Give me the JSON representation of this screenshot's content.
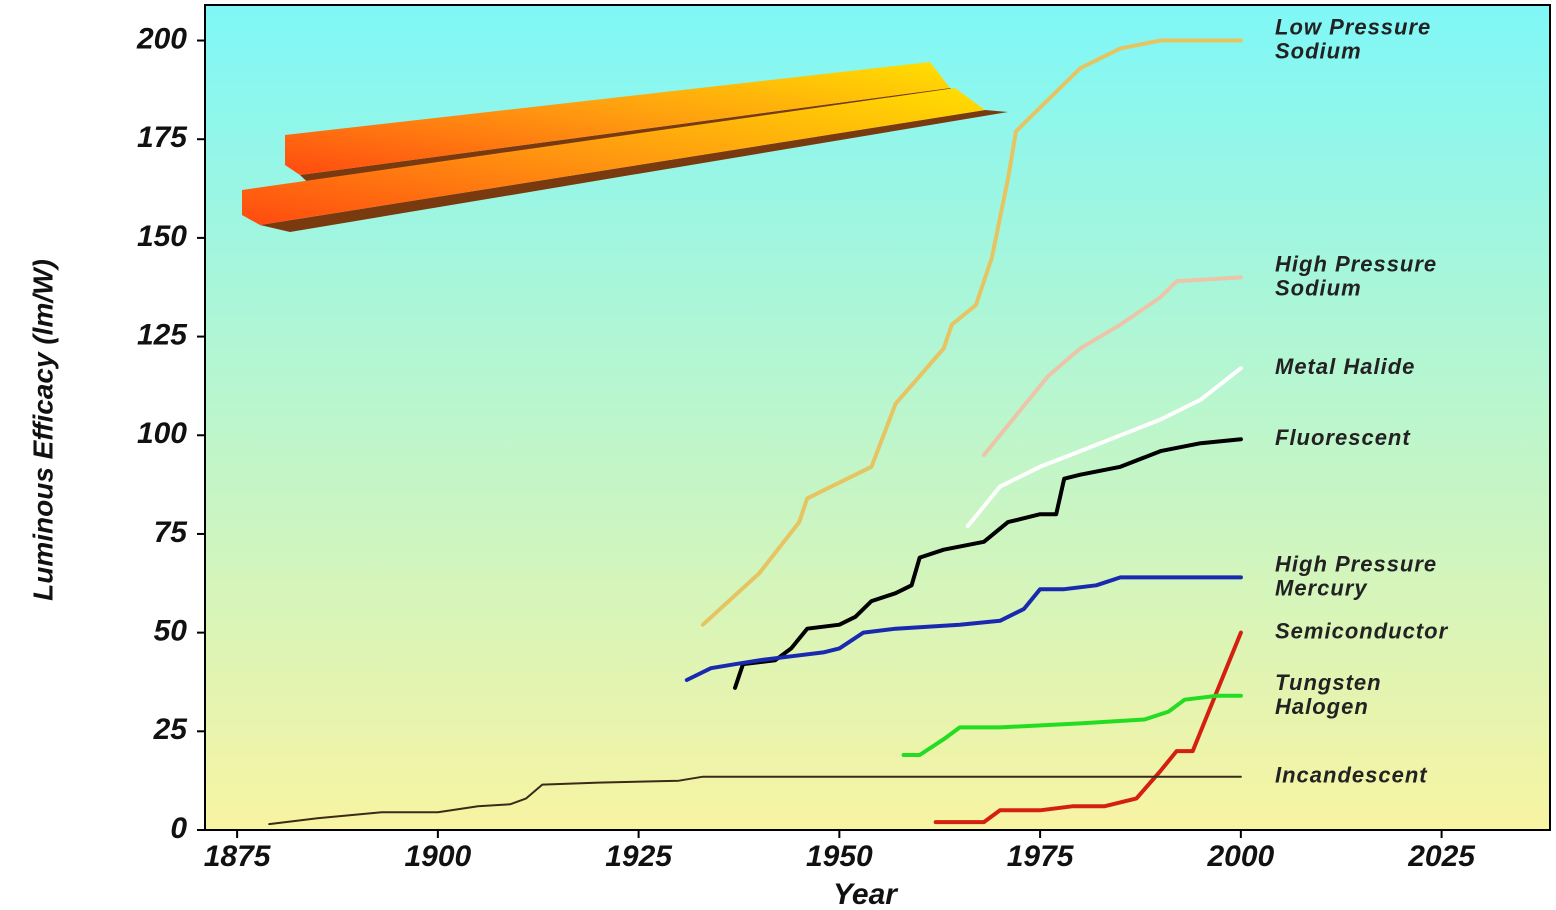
{
  "chart_data": {
    "type": "line",
    "xlabel": "Year",
    "ylabel": "Luminous Efficacy (lm/W)",
    "xlim": [
      1871,
      2038.5
    ],
    "ylim": [
      0,
      209
    ],
    "xticks": [
      1875,
      1900,
      1925,
      1950,
      1975,
      2000,
      2025
    ],
    "yticks": [
      0,
      25,
      50,
      75,
      100,
      125,
      150,
      175,
      200
    ],
    "series": [
      {
        "name": "Low Pressure\nSodium",
        "color": "#e6c462",
        "x": [
          1933,
          1940,
          1945,
          1946,
          1950,
          1954,
          1957,
          1960,
          1963,
          1964,
          1967,
          1969,
          1971,
          1972,
          1975,
          1980,
          1985,
          1990,
          2000
        ],
        "values": [
          52,
          65,
          78,
          84,
          88,
          92,
          108,
          115,
          122,
          128,
          133,
          145,
          165,
          177,
          183,
          193,
          198,
          200,
          200
        ]
      },
      {
        "name": "High Pressure\nSodium",
        "color": "#ecc4aa",
        "x": [
          1968,
          1972,
          1976,
          1980,
          1985,
          1990,
          1992,
          2000
        ],
        "values": [
          95,
          105,
          115,
          122,
          128,
          135,
          139,
          140
        ]
      },
      {
        "name": "Metal Halide",
        "color": "#ffffff",
        "x": [
          1966,
          1968,
          1970,
          1975,
          1980,
          1985,
          1990,
          1995,
          2000
        ],
        "values": [
          77,
          82,
          87,
          92,
          96,
          100,
          104,
          109,
          117
        ]
      },
      {
        "name": "Fluorescent",
        "color": "#000000",
        "x": [
          1937,
          1938,
          1942,
          1944,
          1946,
          1950,
          1952,
          1954,
          1957,
          1959,
          1960,
          1963,
          1968,
          1971,
          1975,
          1977,
          1978,
          1980,
          1985,
          1990,
          1995,
          2000
        ],
        "values": [
          36,
          42,
          43,
          46,
          51,
          52,
          54,
          58,
          60,
          62,
          69,
          71,
          73,
          78,
          80,
          80,
          89,
          90,
          92,
          96,
          98,
          99
        ]
      },
      {
        "name": "High Pressure\nMercury",
        "color": "#1a2ab0",
        "x": [
          1931,
          1934,
          1937,
          1940,
          1944,
          1948,
          1950,
          1953,
          1957,
          1965,
          1970,
          1973,
          1975,
          1978,
          1982,
          1985,
          1990,
          2000
        ],
        "values": [
          38,
          41,
          42,
          43,
          44,
          45,
          46,
          50,
          51,
          52,
          53,
          56,
          61,
          61,
          62,
          64,
          64,
          64
        ]
      },
      {
        "name": "Semiconductor",
        "color": "#d42010",
        "x": [
          1962,
          1968,
          1970,
          1975,
          1979,
          1983,
          1987,
          1990,
          1992,
          1994,
          1996,
          2000
        ],
        "values": [
          2,
          2,
          5,
          5,
          6,
          6,
          8,
          15,
          20,
          20,
          30,
          50
        ]
      },
      {
        "name": "Tungsten\nHalogen",
        "color": "#22dd22",
        "x": [
          1958,
          1960,
          1963,
          1965,
          1970,
          1980,
          1988,
          1991,
          1993,
          1997,
          2000
        ],
        "values": [
          19,
          19,
          23,
          26,
          26,
          27,
          28,
          30,
          33,
          34,
          34
        ]
      },
      {
        "name": "Incandescent",
        "color": "#3a2a18",
        "x": [
          1879,
          1885,
          1893,
          1900,
          1905,
          1909,
          1911,
          1913,
          1920,
          1930,
          1933,
          1940,
          2000
        ],
        "values": [
          1.5,
          3,
          4.5,
          4.5,
          6,
          6.5,
          8,
          11.5,
          12,
          12.5,
          13.5,
          13.5,
          13.5
        ]
      }
    ]
  }
}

#####

Task:
Tally how many lines in the material above hold the word "Pressure". Write only that number.

Answer to the exercise:
3